Written instruction: Rewrite the items from the start through the line containing "shop-now-button[interactable]: SHOP NOW", replacing "Union Street" with "Union Avenue" and keeping everything else the same.
Start of Extracted information
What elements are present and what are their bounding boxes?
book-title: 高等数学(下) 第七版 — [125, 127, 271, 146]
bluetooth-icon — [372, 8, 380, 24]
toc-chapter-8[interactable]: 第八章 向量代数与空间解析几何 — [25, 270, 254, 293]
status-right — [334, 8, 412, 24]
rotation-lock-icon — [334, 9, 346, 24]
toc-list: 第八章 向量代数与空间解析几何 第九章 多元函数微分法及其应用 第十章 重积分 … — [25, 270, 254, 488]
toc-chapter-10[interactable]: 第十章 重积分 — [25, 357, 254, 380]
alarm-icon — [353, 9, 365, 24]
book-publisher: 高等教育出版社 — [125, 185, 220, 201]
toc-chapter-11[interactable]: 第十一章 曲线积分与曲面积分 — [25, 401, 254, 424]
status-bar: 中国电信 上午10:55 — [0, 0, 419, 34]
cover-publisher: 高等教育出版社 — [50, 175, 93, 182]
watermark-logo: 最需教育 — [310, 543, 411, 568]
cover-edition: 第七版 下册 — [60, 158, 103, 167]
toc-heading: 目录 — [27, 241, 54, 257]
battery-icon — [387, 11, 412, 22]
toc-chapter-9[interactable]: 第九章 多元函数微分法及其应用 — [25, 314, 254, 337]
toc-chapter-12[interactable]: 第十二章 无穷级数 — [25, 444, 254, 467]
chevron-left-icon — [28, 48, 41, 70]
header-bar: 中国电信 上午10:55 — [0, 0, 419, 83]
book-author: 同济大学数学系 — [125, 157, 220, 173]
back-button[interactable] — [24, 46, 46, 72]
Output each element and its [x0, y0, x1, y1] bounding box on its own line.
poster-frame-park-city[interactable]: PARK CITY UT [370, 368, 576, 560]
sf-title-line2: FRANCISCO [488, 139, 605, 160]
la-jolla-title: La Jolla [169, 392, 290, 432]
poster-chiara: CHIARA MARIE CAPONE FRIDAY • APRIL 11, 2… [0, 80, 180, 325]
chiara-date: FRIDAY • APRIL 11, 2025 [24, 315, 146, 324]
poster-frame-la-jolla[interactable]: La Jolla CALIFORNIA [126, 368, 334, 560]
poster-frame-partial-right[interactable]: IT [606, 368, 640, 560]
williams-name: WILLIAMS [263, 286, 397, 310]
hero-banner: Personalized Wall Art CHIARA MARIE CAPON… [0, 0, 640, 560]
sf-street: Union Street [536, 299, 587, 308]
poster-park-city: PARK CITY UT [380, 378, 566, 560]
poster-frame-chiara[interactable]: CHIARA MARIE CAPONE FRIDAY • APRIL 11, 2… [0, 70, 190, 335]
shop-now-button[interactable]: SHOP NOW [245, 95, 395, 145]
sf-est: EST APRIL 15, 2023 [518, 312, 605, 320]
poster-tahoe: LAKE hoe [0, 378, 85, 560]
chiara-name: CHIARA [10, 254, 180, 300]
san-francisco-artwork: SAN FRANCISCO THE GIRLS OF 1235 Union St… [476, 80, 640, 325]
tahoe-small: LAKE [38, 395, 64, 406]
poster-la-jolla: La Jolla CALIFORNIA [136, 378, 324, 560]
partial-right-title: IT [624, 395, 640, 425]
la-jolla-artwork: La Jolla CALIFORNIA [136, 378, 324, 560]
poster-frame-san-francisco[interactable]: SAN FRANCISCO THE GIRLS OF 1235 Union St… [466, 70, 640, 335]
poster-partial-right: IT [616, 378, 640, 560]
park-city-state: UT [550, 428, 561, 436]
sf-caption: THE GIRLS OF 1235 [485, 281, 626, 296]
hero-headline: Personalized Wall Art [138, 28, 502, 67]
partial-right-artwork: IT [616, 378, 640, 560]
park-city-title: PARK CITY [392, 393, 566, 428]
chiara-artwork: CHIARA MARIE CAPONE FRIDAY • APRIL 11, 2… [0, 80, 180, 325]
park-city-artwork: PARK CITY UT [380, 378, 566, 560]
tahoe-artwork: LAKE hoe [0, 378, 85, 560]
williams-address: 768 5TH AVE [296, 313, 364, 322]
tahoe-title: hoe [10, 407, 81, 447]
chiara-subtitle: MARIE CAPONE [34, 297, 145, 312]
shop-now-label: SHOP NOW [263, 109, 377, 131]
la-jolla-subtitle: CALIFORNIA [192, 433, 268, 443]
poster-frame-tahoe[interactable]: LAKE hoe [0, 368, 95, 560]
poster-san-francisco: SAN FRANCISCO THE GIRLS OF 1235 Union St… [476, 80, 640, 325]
End of Extracted information
Reply to the exercise:
What elements are present and what are their bounding boxes?
book-title: 高等数学(下) 第七版 — [125, 127, 271, 146]
bluetooth-icon — [372, 8, 380, 24]
toc-chapter-8[interactable]: 第八章 向量代数与空间解析几何 — [25, 270, 254, 293]
status-right — [334, 8, 412, 24]
rotation-lock-icon — [334, 9, 346, 24]
toc-list: 第八章 向量代数与空间解析几何 第九章 多元函数微分法及其应用 第十章 重积分 … — [25, 270, 254, 488]
toc-chapter-10[interactable]: 第十章 重积分 — [25, 357, 254, 380]
alarm-icon — [353, 9, 365, 24]
book-publisher: 高等教育出版社 — [125, 185, 220, 201]
toc-chapter-11[interactable]: 第十一章 曲线积分与曲面积分 — [25, 401, 254, 424]
status-bar: 中国电信 上午10:55 — [0, 0, 419, 34]
cover-publisher: 高等教育出版社 — [50, 175, 93, 182]
watermark-logo: 最需教育 — [310, 543, 411, 568]
cover-edition: 第七版 下册 — [60, 158, 103, 167]
toc-heading: 目录 — [27, 241, 54, 257]
battery-icon — [387, 11, 412, 22]
toc-chapter-9[interactable]: 第九章 多元函数微分法及其应用 — [25, 314, 254, 337]
toc-chapter-12[interactable]: 第十二章 无穷级数 — [25, 444, 254, 467]
chevron-left-icon — [28, 48, 41, 70]
header-bar: 中国电信 上午10:55 — [0, 0, 419, 83]
book-author: 同济大学数学系 — [125, 157, 220, 173]
back-button[interactable] — [24, 46, 46, 72]
Output each element and its [x0, y0, x1, y1] bounding box on its own line.
poster-frame-park-city[interactable]: PARK CITY UT [370, 368, 576, 560]
sf-title-line2: FRANCISCO [488, 139, 605, 160]
la-jolla-title: La Jolla [169, 392, 290, 432]
poster-chiara: CHIARA MARIE CAPONE FRIDAY • APRIL 11, 2… [0, 80, 180, 325]
chiara-date: FRIDAY • APRIL 11, 2025 [24, 315, 146, 324]
poster-frame-la-jolla[interactable]: La Jolla CALIFORNIA [126, 368, 334, 560]
poster-frame-partial-right[interactable]: IT [606, 368, 640, 560]
williams-name: WILLIAMS [263, 286, 397, 310]
hero-banner: Personalized Wall Art CHIARA MARIE CAPON… [0, 0, 640, 560]
sf-street: Union Avenue [536, 299, 587, 308]
poster-park-city: PARK CITY UT [380, 378, 566, 560]
poster-frame-chiara[interactable]: CHIARA MARIE CAPONE FRIDAY • APRIL 11, 2… [0, 70, 190, 335]
shop-now-button[interactable]: SHOP NOW [245, 95, 395, 145]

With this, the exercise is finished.